Problem to work on: Scan the lines below for the word "anomaly". Copy each line you find it in.

Figure dataset records
----

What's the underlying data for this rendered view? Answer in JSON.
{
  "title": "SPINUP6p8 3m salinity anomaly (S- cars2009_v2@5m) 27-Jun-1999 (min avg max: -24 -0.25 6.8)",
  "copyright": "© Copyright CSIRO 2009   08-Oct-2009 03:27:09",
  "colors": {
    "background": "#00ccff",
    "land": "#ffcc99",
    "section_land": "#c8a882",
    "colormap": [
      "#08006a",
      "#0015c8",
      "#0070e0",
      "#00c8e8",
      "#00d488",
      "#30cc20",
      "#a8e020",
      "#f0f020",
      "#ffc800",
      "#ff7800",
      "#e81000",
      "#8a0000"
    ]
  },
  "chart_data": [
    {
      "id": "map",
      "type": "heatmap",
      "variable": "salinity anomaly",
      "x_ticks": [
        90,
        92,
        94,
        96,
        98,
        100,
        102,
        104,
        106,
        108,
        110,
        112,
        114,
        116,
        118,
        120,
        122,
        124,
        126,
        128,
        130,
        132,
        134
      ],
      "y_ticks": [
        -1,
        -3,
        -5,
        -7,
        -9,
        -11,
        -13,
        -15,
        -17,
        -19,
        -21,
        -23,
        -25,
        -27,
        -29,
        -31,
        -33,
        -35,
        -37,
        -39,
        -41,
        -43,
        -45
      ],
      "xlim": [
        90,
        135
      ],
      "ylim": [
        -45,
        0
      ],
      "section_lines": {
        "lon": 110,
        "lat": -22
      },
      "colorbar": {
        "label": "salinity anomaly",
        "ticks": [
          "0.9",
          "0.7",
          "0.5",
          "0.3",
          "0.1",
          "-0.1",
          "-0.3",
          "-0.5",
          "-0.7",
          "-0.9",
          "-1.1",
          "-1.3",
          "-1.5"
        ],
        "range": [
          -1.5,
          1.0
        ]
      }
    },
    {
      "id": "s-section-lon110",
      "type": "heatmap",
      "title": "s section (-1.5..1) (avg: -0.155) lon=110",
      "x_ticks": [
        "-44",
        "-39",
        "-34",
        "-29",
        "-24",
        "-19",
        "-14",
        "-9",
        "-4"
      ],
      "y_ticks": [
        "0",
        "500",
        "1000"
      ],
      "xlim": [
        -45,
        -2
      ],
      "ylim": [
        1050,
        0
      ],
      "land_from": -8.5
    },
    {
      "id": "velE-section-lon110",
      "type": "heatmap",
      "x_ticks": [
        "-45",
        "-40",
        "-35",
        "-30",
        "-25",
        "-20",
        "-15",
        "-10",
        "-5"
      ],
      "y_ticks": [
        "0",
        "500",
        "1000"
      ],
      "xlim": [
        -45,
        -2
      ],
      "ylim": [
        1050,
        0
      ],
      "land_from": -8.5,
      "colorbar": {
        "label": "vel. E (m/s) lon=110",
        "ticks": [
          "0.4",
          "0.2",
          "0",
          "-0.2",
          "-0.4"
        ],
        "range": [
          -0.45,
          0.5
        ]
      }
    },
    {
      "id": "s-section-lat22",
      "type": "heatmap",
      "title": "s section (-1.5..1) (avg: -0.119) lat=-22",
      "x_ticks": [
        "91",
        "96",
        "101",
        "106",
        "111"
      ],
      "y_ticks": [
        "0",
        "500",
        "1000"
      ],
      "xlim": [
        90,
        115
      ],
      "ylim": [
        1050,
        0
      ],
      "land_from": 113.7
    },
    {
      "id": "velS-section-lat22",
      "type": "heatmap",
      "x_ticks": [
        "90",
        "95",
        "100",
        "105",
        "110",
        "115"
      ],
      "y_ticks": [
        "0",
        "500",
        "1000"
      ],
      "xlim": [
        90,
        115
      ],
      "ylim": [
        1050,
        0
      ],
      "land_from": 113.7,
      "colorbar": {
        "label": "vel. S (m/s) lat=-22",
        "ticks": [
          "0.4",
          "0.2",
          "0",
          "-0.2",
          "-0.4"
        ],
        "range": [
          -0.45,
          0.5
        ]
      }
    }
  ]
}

----

Written solution:
  "title": "SPINUP6p8 3m salinity anomaly (S- cars2009_v2@5m) 27-Jun-1999 (min avg max: -24 -0.25 6.8)",
      "variable": "salinity anomaly",
        "label": "salinity anomaly",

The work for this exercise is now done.